* Do this *
Put the material from the line that contains "pin-extension-icon[interactable]: ✎ <box>1086" through the line that contains "donate-button[interactable]: DONATE <box>1157" into a Markdown table with the columns Row and Line, numbering each line and leaving out any blank lines.

* Input records *
__________________________________________________

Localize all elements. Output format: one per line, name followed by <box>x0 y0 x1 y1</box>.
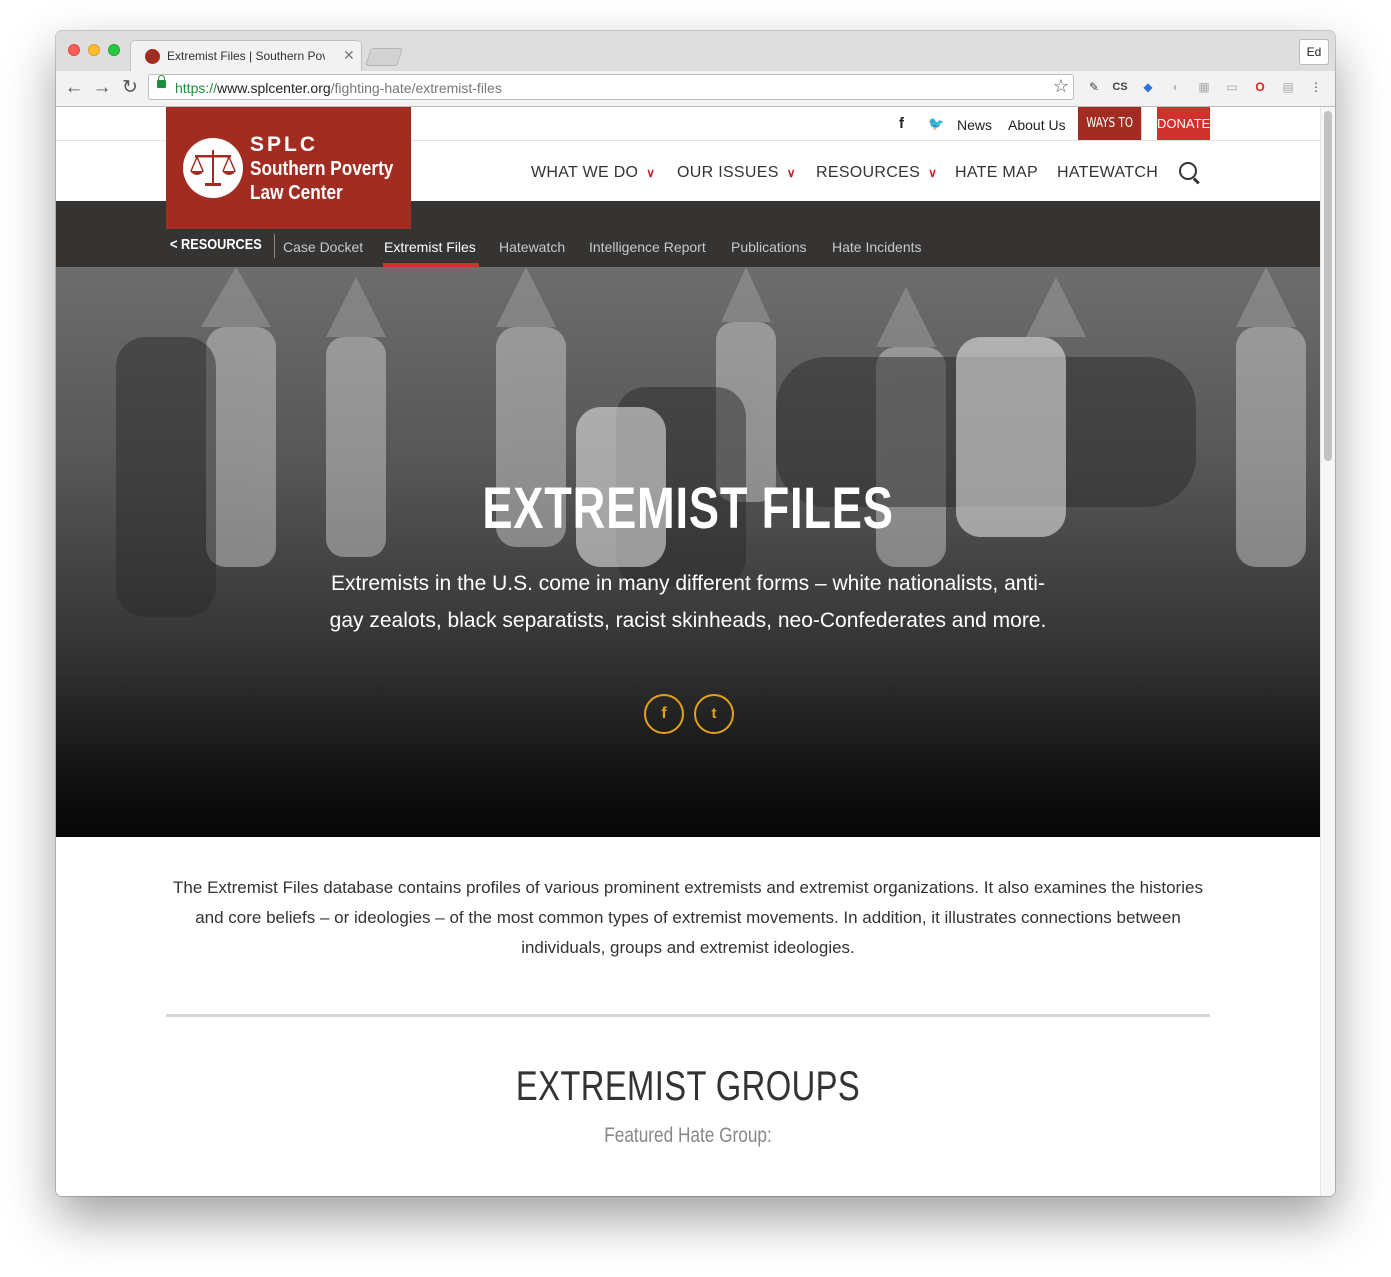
pin-extension-icon[interactable]: ✎ <box>1086 79 1102 95</box>
logo-name-line1: Southern Poverty <box>250 158 394 180</box>
subnav-back-resources[interactable]: < RESOURCES <box>170 236 262 253</box>
cast-extension-icon[interactable]: ▭ <box>1224 79 1240 95</box>
subnav-hatewatch[interactable]: Hatewatch <box>499 239 565 255</box>
opera-extension-icon[interactable]: O <box>1252 79 1268 95</box>
url-host: www.splcenter.org <box>217 80 331 96</box>
minimize-window-button[interactable] <box>88 44 100 56</box>
hero-background-photo <box>116 267 1306 617</box>
nav-resources-label: RESOURCES <box>816 164 921 181</box>
donate-button[interactable]: DONATE <box>1157 107 1210 140</box>
url-protocol: https:// <box>175 80 218 96</box>
bookmark-star-icon[interactable]: ☆ <box>1053 76 1069 97</box>
intro-paragraph: The Extremist Files database contains pr… <box>173 878 1203 957</box>
subnav-intelligence-report[interactable]: Intelligence Report <box>589 239 706 255</box>
chevron-down-icon: ∨ <box>928 166 938 180</box>
subnav-publications[interactable]: Publications <box>731 239 807 255</box>
shield-extension-icon[interactable]: ◆ <box>1140 79 1156 95</box>
chevron-down-icon: ∨ <box>646 166 656 180</box>
subnav-hate-incidents[interactable]: Hate Incidents <box>832 239 922 255</box>
scrollbar-thumb[interactable] <box>1324 111 1332 461</box>
browser-toolbar: ← → ↻ https://www.splcenter.org/fighting… <box>56 71 1335 107</box>
reader-extension-icon[interactable]: ▤ <box>1280 79 1296 95</box>
search-icon[interactable] <box>1179 162 1197 180</box>
qr-extension-icon[interactable]: ▦ <box>1196 79 1212 95</box>
lock-icon <box>157 75 166 88</box>
subnav-case-docket[interactable]: Case Docket <box>283 239 363 255</box>
hero-description: Extremists in the U.S. come in many diff… <box>329 572 1047 632</box>
new-tab-button[interactable] <box>365 48 403 66</box>
section-divider <box>166 1014 1210 1017</box>
util-link-about-us[interactable]: About Us <box>1008 117 1066 133</box>
url-path: /fighting-hate/extremist-files <box>330 80 502 96</box>
tab-title: Extremist Files | Southern Pov <box>167 49 325 63</box>
nav-what-we-do[interactable]: WHAT WE DO ∨ <box>531 164 655 182</box>
share-twitter-icon[interactable]: t <box>694 694 734 734</box>
nav-what-we-do-label: WHAT WE DO <box>531 164 639 181</box>
splc-logo[interactable]: SPLC Southern Poverty Law Center <box>166 107 411 229</box>
menu-kebab-icon[interactable]: ⋮ <box>1308 79 1324 95</box>
profile-button[interactable]: Ed <box>1299 39 1329 65</box>
forward-arrow-icon[interactable]: → <box>90 76 114 100</box>
featured-hate-group-subheading: Featured Hate Group: <box>604 1124 772 1147</box>
logo-acronym: SPLC <box>250 133 319 156</box>
address-bar[interactable]: https://www.splcenter.org/fighting-hate/… <box>148 74 1074 100</box>
logo-name-line2: Law Center <box>250 182 343 204</box>
subnav-separator <box>274 234 275 258</box>
url-text[interactable]: https://www.splcenter.org/fighting-hate/… <box>175 80 502 96</box>
web-page: f 🐦 News About Us WAYS TO GIVE DONATE SP… <box>56 107 1320 1196</box>
nav-our-issues[interactable]: OUR ISSUES ∨ <box>677 164 796 182</box>
browser-titlebar: Extremist Files | Southern Pov ✕ Ed <box>56 31 1335 71</box>
nav-hate-map[interactable]: HATE MAP <box>955 164 1038 182</box>
extremist-groups-heading: EXTREMIST GROUPS <box>515 1062 861 1109</box>
browser-tab[interactable]: Extremist Files | Southern Pov ✕ <box>130 40 362 71</box>
twitter-icon[interactable]: 🐦 <box>928 116 944 132</box>
reload-icon[interactable]: ↻ <box>118 76 142 100</box>
share-facebook-icon[interactable]: f <box>644 694 684 734</box>
nav-our-issues-label: OUR ISSUES <box>677 164 779 181</box>
nav-resources[interactable]: RESOURCES ∨ <box>816 164 937 182</box>
ways-to-give-button[interactable]: WAYS TO GIVE <box>1078 107 1142 165</box>
nav-hatewatch[interactable]: HATEWATCH <box>1057 164 1158 182</box>
splc-favicon-icon <box>145 49 160 64</box>
facebook-icon[interactable]: f <box>899 115 904 132</box>
cs-extension-icon[interactable]: CS <box>1112 79 1128 95</box>
hero-banner: EXTREMIST FILES Extremists in the U.S. c… <box>56 267 1320 837</box>
subnav-extremist-files[interactable]: Extremist Files <box>384 239 476 255</box>
util-link-news[interactable]: News <box>957 117 992 133</box>
scales-of-justice-icon <box>183 138 243 198</box>
chevron-down-icon: ∨ <box>786 166 796 180</box>
close-tab-icon[interactable]: ✕ <box>343 47 355 64</box>
chevron-left-icon: < <box>170 236 181 253</box>
back-arrow-icon[interactable]: ← <box>62 76 86 100</box>
browser-window: Extremist Files | Southern Pov ✕ Ed ← → … <box>56 31 1335 1196</box>
maximize-window-button[interactable] <box>108 44 120 56</box>
subnav-back-label: RESOURCES <box>180 236 262 253</box>
ghost-extension-icon[interactable]: ◐ <box>1168 79 1184 95</box>
page-scrollbar[interactable] <box>1320 107 1335 1196</box>
hero-title: EXTREMIST FILES <box>482 476 894 541</box>
close-window-button[interactable] <box>68 44 80 56</box>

__________________________________________________

* Finished task *
| Row | Line |
|---|---|
| 1 | pin-extension-icon[interactable]: ✎ <box>1086 79 1102 95</box> |
| 2 | logo-name-line1: Southern Poverty <box>250 158 394 180</box> |
| 3 | subnav-back-resources[interactable]: < RESOURCES <box>170 236 262 253</box> |
| 4 | cast-extension-icon[interactable]: ▭ <box>1224 79 1240 95</box> |
| 5 | subnav-hatewatch[interactable]: Hatewatch <box>499 239 565 255</box> |
| 6 | opera-extension-icon[interactable]: O <box>1252 79 1268 95</box> |
| 7 | url-host: www.splcenter.org <box>217 80 331 96</box> |
| 8 | minimize-window-button[interactable] <box>88 44 100 56</box> |
| 9 | hero-background-photo <box>116 267 1306 617</box> |
| 10 | nav-resources-label: RESOURCES <box>816 164 921 181</box> |
| 11 | donate-button[interactable]: DONATE <box>1157 107 1210 140</box> |